• Records for this task:

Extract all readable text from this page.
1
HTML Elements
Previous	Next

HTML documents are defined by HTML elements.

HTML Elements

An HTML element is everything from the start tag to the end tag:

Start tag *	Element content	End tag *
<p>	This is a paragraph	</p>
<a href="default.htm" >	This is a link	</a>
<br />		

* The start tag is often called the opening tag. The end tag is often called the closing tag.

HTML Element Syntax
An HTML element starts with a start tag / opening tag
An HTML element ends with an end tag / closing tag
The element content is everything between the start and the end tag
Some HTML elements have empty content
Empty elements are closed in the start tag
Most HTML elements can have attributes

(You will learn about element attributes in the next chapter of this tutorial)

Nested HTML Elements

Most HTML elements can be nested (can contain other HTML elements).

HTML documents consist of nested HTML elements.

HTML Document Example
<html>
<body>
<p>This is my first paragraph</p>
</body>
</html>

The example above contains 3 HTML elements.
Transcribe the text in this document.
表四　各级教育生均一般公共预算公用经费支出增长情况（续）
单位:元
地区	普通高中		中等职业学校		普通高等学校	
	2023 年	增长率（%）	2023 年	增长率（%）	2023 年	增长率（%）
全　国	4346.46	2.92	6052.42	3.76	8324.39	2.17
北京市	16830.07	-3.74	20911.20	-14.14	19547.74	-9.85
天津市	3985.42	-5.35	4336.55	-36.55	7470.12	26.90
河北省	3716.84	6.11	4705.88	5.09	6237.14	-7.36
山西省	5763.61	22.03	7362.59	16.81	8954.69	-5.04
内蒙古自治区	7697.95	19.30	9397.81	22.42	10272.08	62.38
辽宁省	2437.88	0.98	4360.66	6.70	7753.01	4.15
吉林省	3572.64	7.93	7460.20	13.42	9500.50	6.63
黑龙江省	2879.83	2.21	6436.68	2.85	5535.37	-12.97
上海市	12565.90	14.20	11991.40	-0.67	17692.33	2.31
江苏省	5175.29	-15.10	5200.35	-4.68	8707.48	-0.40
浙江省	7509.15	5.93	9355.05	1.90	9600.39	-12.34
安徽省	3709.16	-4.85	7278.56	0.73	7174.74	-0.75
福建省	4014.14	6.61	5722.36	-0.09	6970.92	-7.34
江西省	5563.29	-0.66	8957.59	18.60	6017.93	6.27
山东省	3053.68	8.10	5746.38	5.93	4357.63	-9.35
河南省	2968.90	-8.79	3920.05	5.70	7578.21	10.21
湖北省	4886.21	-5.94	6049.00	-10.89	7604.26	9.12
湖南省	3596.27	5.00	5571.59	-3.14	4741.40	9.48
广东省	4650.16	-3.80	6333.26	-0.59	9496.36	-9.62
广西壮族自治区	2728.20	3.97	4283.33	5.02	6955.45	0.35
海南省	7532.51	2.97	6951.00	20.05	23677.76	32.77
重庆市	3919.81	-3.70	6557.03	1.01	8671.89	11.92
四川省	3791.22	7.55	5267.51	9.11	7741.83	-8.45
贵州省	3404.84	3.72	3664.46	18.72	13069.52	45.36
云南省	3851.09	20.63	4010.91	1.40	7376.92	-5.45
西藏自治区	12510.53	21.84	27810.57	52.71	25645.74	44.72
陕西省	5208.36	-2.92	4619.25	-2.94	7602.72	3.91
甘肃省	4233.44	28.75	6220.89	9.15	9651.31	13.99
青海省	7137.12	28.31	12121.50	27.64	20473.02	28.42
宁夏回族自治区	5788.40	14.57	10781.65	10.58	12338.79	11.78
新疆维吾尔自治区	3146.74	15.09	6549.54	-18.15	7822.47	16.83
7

• Set problem:
Print out the whole listing exactly as it appears.

• Worked solution:
Extract all readable text from this page.
1
HTML Elements
Previous	Next

HTML documents are defined by HTML elements.

HTML Elements

An HTML element is everything from the start tag to the end tag:

Start tag *	Element content	End tag *
<p>	This is a paragraph	</p>
<a href="default.htm" >	This is a link	</a>
<br />		

* The start tag is often called the opening tag. The end tag is often called the closing tag.

HTML Element Syntax
An HTML element starts with a start tag / opening tag
An HTML element ends with an end tag / closing tag
The element content is everything between the start and the end tag
Some HTML elements have empty content
Empty elements are closed in the start tag
Most HTML elements can have attributes

(You will learn about element attributes in the next chapter of this tutorial)

Nested HTML Elements

Most HTML elements can be nested (can contain other HTML elements).

HTML documents consist of nested HTML elements.

HTML Document Example
<html>
<body>
<p>This is my first paragraph</p>
</body>
</html>

The example above contains 3 HTML elements.
Transcribe the text in this document.
表四　各级教育生均一般公共预算公用经费支出增长情况（续）
单位:元
地区	普通高中		中等职业学校		普通高等学校	
	2023 年	增长率（%）	2023 年	增长率（%）	2023 年	增长率（%）
全　国	4346.46	2.92	6052.42	3.76	8324.39	2.17
北京市	16830.07	-3.74	20911.20	-14.14	19547.74	-9.85
天津市	3985.42	-5.35	4336.55	-36.55	7470.12	26.90
河北省	3716.84	6.11	4705.88	5.09	6237.14	-7.36
山西省	5763.61	22.03	7362.59	16.81	8954.69	-5.04
内蒙古自治区	7697.95	19.30	9397.81	22.42	10272.08	62.38
辽宁省	2437.88	0.98	4360.66	6.70	7753.01	4.15
吉林省	3572.64	7.93	7460.20	13.42	9500.50	6.63
黑龙江省	2879.83	2.21	6436.68	2.85	5535.37	-12.97
上海市	12565.90	14.20	11991.40	-0.67	17692.33	2.31
江苏省	5175.29	-15.10	5200.35	-4.68	8707.48	-0.40
浙江省	7509.15	5.93	9355.05	1.90	9600.39	-12.34
安徽省	3709.16	-4.85	7278.56	0.73	7174.74	-0.75
福建省	4014.14	6.61	5722.36	-0.09	6970.92	-7.34
江西省	5563.29	-0.66	8957.59	18.60	6017.93	6.27
山东省	3053.68	8.10	5746.38	5.93	4357.63	-9.35
河南省	2968.90	-8.79	3920.05	5.70	7578.21	10.21
湖北省	4886.21	-5.94	6049.00	-10.89	7604.26	9.12
湖南省	3596.27	5.00	5571.59	-3.14	4741.40	9.48
广东省	4650.16	-3.80	6333.26	-0.59	9496.36	-9.62
广西壮族自治区	2728.20	3.97	4283.33	5.02	6955.45	0.35
海南省	7532.51	2.97	6951.00	20.05	23677.76	32.77
重庆市	3919.81	-3.70	6557.03	1.01	8671.89	11.92
四川省	3791.22	7.55	5267.51	9.11	7741.83	-8.45
贵州省	3404.84	3.72	3664.46	18.72	13069.52	45.36
云南省	3851.09	20.63	4010.91	1.40	7376.92	-5.45
西藏自治区	12510.53	21.84	27810.57	52.71	25645.74	44.72
陕西省	5208.36	-2.92	4619.25	-2.94	7602.72	3.91
甘肃省	4233.44	28.75	6220.89	9.15	9651.31	13.99
青海省	7137.12	28.31	12121.50	27.64	20473.02	28.42
宁夏回族自治区	5788.40	14.57	10781.65	10.58	12338.79	11.78
新疆维吾尔自治区	3146.74	15.09	6549.54	-18.15	7822.47	16.83
7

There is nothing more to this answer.